=== Task ===
Find every line in the records below that holds the word "Prerequisites" and copy it.

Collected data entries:
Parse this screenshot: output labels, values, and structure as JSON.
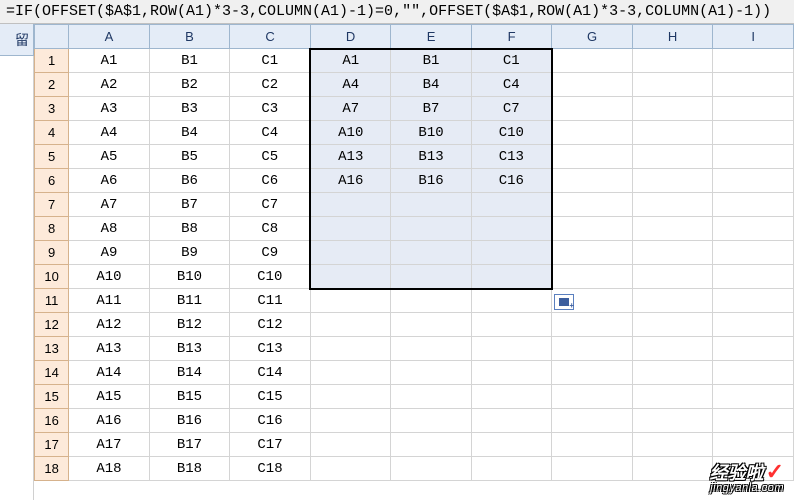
{
  "formula": "=IF(OFFSET($A$1,ROW(A1)*3-3,COLUMN(A1)-1)=0,\"\",OFFSET($A$1,ROW(A1)*3-3,COLUMN(A1)-1))",
  "stub_label": "留",
  "columns": [
    "A",
    "B",
    "C",
    "D",
    "E",
    "F",
    "G",
    "H",
    "I"
  ],
  "rows": [
    {
      "n": "1",
      "cells": [
        "A1",
        "B1",
        "C1",
        "A1",
        "B1",
        "C1",
        "",
        "",
        ""
      ]
    },
    {
      "n": "2",
      "cells": [
        "A2",
        "B2",
        "C2",
        "A4",
        "B4",
        "C4",
        "",
        "",
        ""
      ]
    },
    {
      "n": "3",
      "cells": [
        "A3",
        "B3",
        "C3",
        "A7",
        "B7",
        "C7",
        "",
        "",
        ""
      ]
    },
    {
      "n": "4",
      "cells": [
        "A4",
        "B4",
        "C4",
        "A10",
        "B10",
        "C10",
        "",
        "",
        ""
      ]
    },
    {
      "n": "5",
      "cells": [
        "A5",
        "B5",
        "C5",
        "A13",
        "B13",
        "C13",
        "",
        "",
        ""
      ]
    },
    {
      "n": "6",
      "cells": [
        "A6",
        "B6",
        "C6",
        "A16",
        "B16",
        "C16",
        "",
        "",
        ""
      ]
    },
    {
      "n": "7",
      "cells": [
        "A7",
        "B7",
        "C7",
        "",
        "",
        "",
        "",
        "",
        ""
      ]
    },
    {
      "n": "8",
      "cells": [
        "A8",
        "B8",
        "C8",
        "",
        "",
        "",
        "",
        "",
        ""
      ]
    },
    {
      "n": "9",
      "cells": [
        "A9",
        "B9",
        "C9",
        "",
        "",
        "",
        "",
        "",
        ""
      ]
    },
    {
      "n": "10",
      "cells": [
        "A10",
        "B10",
        "C10",
        "",
        "",
        "",
        "",
        "",
        ""
      ]
    },
    {
      "n": "11",
      "cells": [
        "A11",
        "B11",
        "C11",
        "",
        "",
        "",
        "",
        "",
        ""
      ]
    },
    {
      "n": "12",
      "cells": [
        "A12",
        "B12",
        "C12",
        "",
        "",
        "",
        "",
        "",
        ""
      ]
    },
    {
      "n": "13",
      "cells": [
        "A13",
        "B13",
        "C13",
        "",
        "",
        "",
        "",
        "",
        ""
      ]
    },
    {
      "n": "14",
      "cells": [
        "A14",
        "B14",
        "C14",
        "",
        "",
        "",
        "",
        "",
        ""
      ]
    },
    {
      "n": "15",
      "cells": [
        "A15",
        "B15",
        "C15",
        "",
        "",
        "",
        "",
        "",
        ""
      ]
    },
    {
      "n": "16",
      "cells": [
        "A16",
        "B16",
        "C16",
        "",
        "",
        "",
        "",
        "",
        ""
      ]
    },
    {
      "n": "17",
      "cells": [
        "A17",
        "B17",
        "C17",
        "",
        "",
        "",
        "",
        "",
        ""
      ]
    },
    {
      "n": "18",
      "cells": [
        "A18",
        "B18",
        "C18",
        "",
        "",
        "",
        "",
        "",
        ""
      ]
    }
  ],
  "selection": {
    "row_start": 1,
    "row_end": 10,
    "col_start": 3,
    "col_end": 5
  },
  "watermark": {
    "line1": "经验啦",
    "line2": "jingyanla.com"
  }
}
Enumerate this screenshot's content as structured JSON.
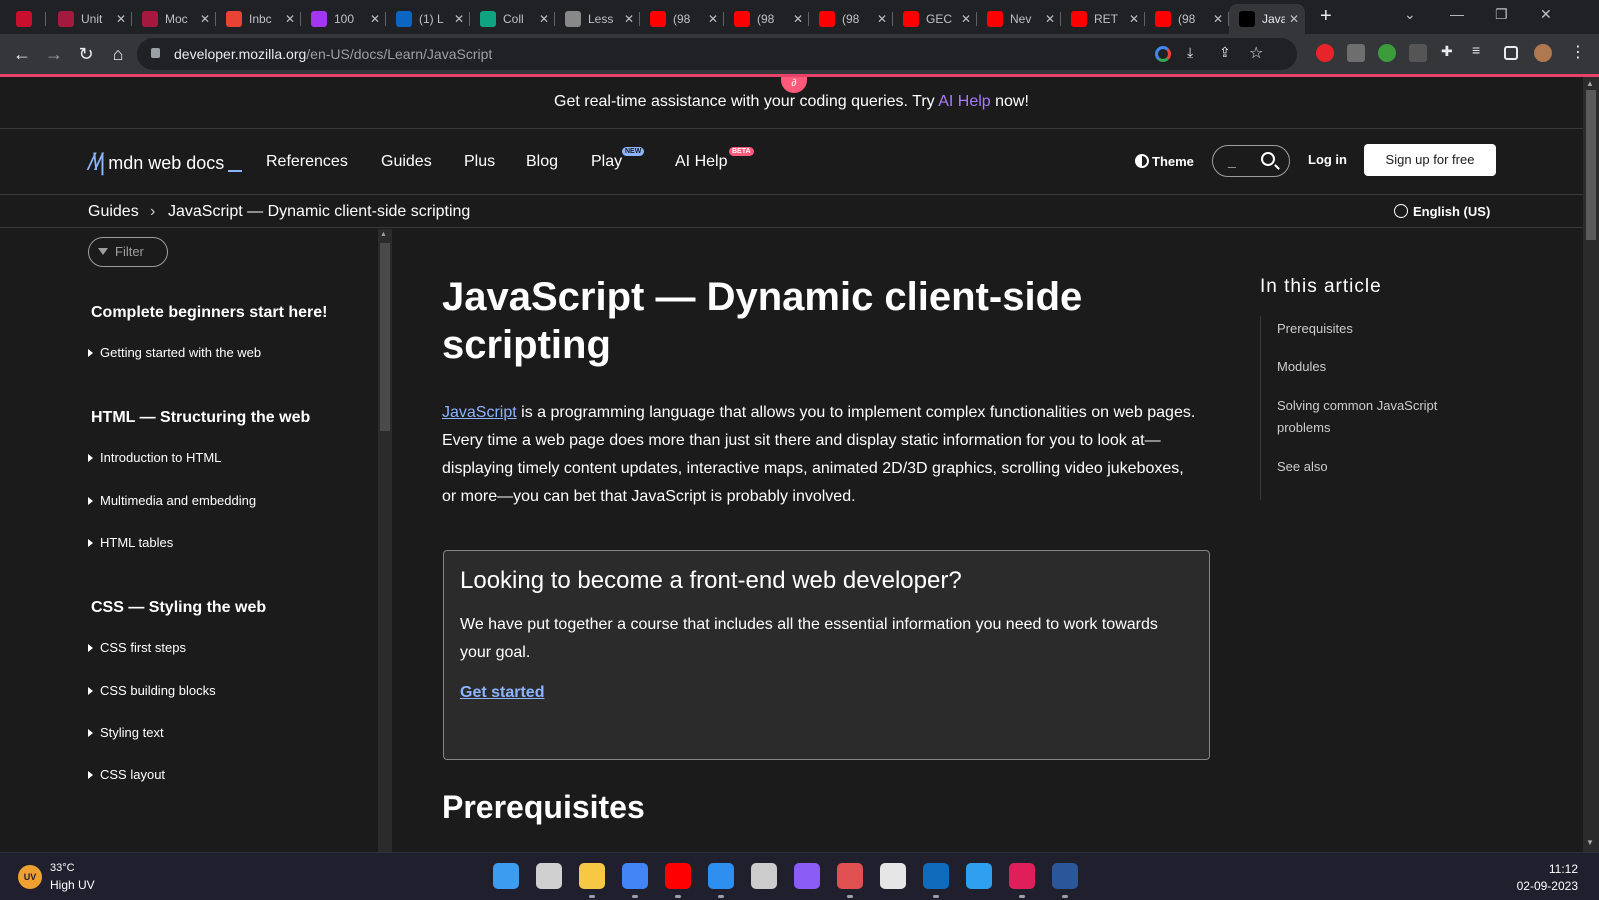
{
  "browser": {
    "tabs": [
      {
        "title": "",
        "icon": "asu-icon",
        "color": "#c8102e"
      },
      {
        "title": "Unit",
        "icon": "coursera-icon",
        "color": "#a4193d"
      },
      {
        "title": "Moc",
        "icon": "coursera-icon",
        "color": "#a4193d"
      },
      {
        "title": "Inbc",
        "icon": "gmail-icon",
        "color": "#ea4335"
      },
      {
        "title": "100",
        "icon": "udemy-icon",
        "color": "#a435f0"
      },
      {
        "title": "(1) L",
        "icon": "linkedin-icon",
        "color": "#0a66c2"
      },
      {
        "title": "Coll",
        "icon": "chatgpt-icon",
        "color": "#10a37f"
      },
      {
        "title": "Less",
        "icon": "codepen-icon",
        "color": "#888888"
      },
      {
        "title": "(98",
        "icon": "youtube-icon",
        "color": "#ff0000"
      },
      {
        "title": "(98",
        "icon": "youtube-icon",
        "color": "#ff0000"
      },
      {
        "title": "(98",
        "icon": "youtube-icon",
        "color": "#ff0000"
      },
      {
        "title": "GEC",
        "icon": "youtube-icon",
        "color": "#ff0000"
      },
      {
        "title": "Nev",
        "icon": "youtube-icon",
        "color": "#ff0000"
      },
      {
        "title": "RET",
        "icon": "youtube-icon",
        "color": "#ff0000"
      },
      {
        "title": "(98",
        "icon": "youtube-icon",
        "color": "#ff0000"
      },
      {
        "title": "Java",
        "icon": "mdn-icon",
        "color": "#000000",
        "active": true
      }
    ],
    "url_host": "developer.mozilla.org",
    "url_path": "/en-US/docs/Learn/JavaScript"
  },
  "banner": {
    "text_before": "Get real-time assistance with your coding queries. Try ",
    "link": "AI Help",
    "text_after": " now!"
  },
  "header": {
    "logo": "mdn web docs",
    "nav": [
      "References",
      "Guides",
      "Plus",
      "Blog",
      "Play",
      "AI Help"
    ],
    "play_badge": "NEW",
    "ai_badge": "BETA",
    "theme": "Theme",
    "search_placeholder": "_",
    "login": "Log in",
    "signup": "Sign up for free"
  },
  "breadcrumb": {
    "parent": "Guides",
    "current": "JavaScript — Dynamic client-side scripting",
    "language": "English (US)"
  },
  "sidebar": {
    "filter_placeholder": "Filter",
    "sections": [
      {
        "heading": "Complete beginners start here!",
        "items": [
          "Getting started with the web"
        ]
      },
      {
        "heading": "HTML — Structuring the web",
        "items": [
          "Introduction to HTML",
          "Multimedia and embedding",
          "HTML tables"
        ]
      },
      {
        "heading": "CSS — Styling the web",
        "items": [
          "CSS first steps",
          "CSS building blocks",
          "Styling text",
          "CSS layout"
        ]
      }
    ]
  },
  "main": {
    "title": "JavaScript — Dynamic client-side scripting",
    "intro_link": "JavaScript",
    "intro_text": " is a programming language that allows you to implement complex functionalities on web pages. Every time a web page does more than just sit there and display static information for you to look at—displaying timely content updates, interactive maps, animated 2D/3D graphics, scrolling video jukeboxes, or more—you can bet that JavaScript is probably involved.",
    "callout": {
      "heading": "Looking to become a front-end web developer?",
      "body": "We have put together a course that includes all the essential information you need to work towards your goal.",
      "link": "Get started"
    },
    "next_heading": "Prerequisites"
  },
  "toc": {
    "title": "In this article",
    "items": [
      "Prerequisites",
      "Modules",
      "Solving common JavaScript problems",
      "See also"
    ]
  },
  "taskbar": {
    "temperature": "33°C",
    "uv": "High UV",
    "time": "11:12",
    "date": "02-09-2023",
    "apps": [
      {
        "name": "start-icon",
        "color": "#3c9cf0"
      },
      {
        "name": "task-view-icon",
        "color": "#d0d0d0"
      },
      {
        "name": "file-explorer-icon",
        "color": "#f6c844"
      },
      {
        "name": "chrome-icon",
        "color": "#4285f4"
      },
      {
        "name": "youtube-music-icon",
        "color": "#ff0000"
      },
      {
        "name": "vscode-icon",
        "color": "#2f8ff0"
      },
      {
        "name": "unity-icon",
        "color": "#cccccc"
      },
      {
        "name": "github-desktop-icon",
        "color": "#8a5cf5"
      },
      {
        "name": "snipping-tool-icon",
        "color": "#e05050"
      },
      {
        "name": "dell-icon",
        "color": "#e6e6e6"
      },
      {
        "name": "outlook-icon",
        "color": "#0f6cbd"
      },
      {
        "name": "wave-icon",
        "color": "#2fa0f0"
      },
      {
        "name": "slack-icon",
        "color": "#e01e5a"
      },
      {
        "name": "word-icon",
        "color": "#2b579a"
      }
    ]
  }
}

=== Response to this task ===
    "next_heading": "Prerequisites"
      "Prerequisites",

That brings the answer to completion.